▶ [Data extract]:
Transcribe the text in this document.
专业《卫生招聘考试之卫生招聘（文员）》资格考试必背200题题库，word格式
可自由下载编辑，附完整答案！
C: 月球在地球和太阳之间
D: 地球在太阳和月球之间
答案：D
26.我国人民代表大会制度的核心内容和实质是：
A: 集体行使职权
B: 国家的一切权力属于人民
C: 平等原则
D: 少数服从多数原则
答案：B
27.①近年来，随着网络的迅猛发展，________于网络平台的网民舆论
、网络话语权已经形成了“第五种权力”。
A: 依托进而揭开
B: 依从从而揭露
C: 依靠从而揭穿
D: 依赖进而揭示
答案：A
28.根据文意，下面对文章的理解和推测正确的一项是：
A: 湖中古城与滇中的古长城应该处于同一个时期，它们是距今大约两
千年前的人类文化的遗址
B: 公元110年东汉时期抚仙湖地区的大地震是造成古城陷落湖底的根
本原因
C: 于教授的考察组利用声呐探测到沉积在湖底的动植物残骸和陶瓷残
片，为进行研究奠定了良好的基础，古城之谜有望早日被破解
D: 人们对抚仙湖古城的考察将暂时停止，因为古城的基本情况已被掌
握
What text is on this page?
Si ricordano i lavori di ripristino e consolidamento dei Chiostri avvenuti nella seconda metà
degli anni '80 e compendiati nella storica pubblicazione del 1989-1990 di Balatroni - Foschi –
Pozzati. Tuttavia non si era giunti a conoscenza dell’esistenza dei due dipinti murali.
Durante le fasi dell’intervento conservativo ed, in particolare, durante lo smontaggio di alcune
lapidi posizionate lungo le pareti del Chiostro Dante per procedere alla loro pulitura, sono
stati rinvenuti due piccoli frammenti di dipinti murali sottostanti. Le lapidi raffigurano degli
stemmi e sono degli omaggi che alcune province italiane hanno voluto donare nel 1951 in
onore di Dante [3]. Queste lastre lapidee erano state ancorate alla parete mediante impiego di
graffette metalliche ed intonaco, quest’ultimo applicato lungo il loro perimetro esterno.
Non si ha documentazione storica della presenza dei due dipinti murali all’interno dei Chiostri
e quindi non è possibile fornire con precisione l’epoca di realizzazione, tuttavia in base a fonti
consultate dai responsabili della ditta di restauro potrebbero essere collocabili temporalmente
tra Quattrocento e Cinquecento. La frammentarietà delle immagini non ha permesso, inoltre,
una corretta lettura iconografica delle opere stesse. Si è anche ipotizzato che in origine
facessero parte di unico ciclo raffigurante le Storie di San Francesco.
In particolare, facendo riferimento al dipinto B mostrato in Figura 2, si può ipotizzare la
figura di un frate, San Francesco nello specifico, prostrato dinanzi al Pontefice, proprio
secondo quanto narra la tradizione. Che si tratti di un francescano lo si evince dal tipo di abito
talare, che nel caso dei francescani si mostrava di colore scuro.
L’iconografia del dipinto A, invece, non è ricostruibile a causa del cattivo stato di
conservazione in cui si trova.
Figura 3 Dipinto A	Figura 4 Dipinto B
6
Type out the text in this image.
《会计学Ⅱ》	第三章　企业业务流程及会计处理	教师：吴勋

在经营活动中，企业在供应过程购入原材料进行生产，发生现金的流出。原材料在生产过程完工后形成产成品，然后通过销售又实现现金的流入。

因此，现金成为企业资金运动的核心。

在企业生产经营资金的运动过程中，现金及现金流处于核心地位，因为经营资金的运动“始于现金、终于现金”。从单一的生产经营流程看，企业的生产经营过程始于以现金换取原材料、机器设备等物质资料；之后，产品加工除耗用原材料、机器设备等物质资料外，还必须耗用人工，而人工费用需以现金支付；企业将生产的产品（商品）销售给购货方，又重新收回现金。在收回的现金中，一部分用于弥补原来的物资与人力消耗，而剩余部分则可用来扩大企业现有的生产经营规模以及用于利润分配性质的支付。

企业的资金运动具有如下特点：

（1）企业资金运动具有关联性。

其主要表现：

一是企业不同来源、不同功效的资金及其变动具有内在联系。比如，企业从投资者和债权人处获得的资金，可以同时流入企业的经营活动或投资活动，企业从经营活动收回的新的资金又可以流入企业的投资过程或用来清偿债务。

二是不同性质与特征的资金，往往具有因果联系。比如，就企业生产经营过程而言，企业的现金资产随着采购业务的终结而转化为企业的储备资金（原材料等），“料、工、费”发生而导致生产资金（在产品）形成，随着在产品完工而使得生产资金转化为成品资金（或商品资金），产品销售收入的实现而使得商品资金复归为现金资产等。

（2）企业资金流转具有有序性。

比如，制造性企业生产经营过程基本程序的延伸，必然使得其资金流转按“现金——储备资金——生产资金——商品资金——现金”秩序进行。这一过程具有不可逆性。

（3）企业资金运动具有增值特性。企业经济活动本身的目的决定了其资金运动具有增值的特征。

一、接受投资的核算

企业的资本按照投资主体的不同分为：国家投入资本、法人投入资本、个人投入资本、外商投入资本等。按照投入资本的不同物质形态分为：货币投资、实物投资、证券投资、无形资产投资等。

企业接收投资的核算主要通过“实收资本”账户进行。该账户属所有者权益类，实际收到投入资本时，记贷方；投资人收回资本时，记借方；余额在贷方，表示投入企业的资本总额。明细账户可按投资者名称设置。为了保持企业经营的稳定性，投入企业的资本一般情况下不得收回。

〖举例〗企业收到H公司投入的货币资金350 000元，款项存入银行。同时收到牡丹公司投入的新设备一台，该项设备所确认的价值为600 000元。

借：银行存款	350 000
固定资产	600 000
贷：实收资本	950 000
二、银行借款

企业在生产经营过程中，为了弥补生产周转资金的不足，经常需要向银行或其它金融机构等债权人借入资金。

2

▶ [Problem statement]: Count every line in the listing above that holds "alcune", then report only the count.

▶ [Complete output]: 2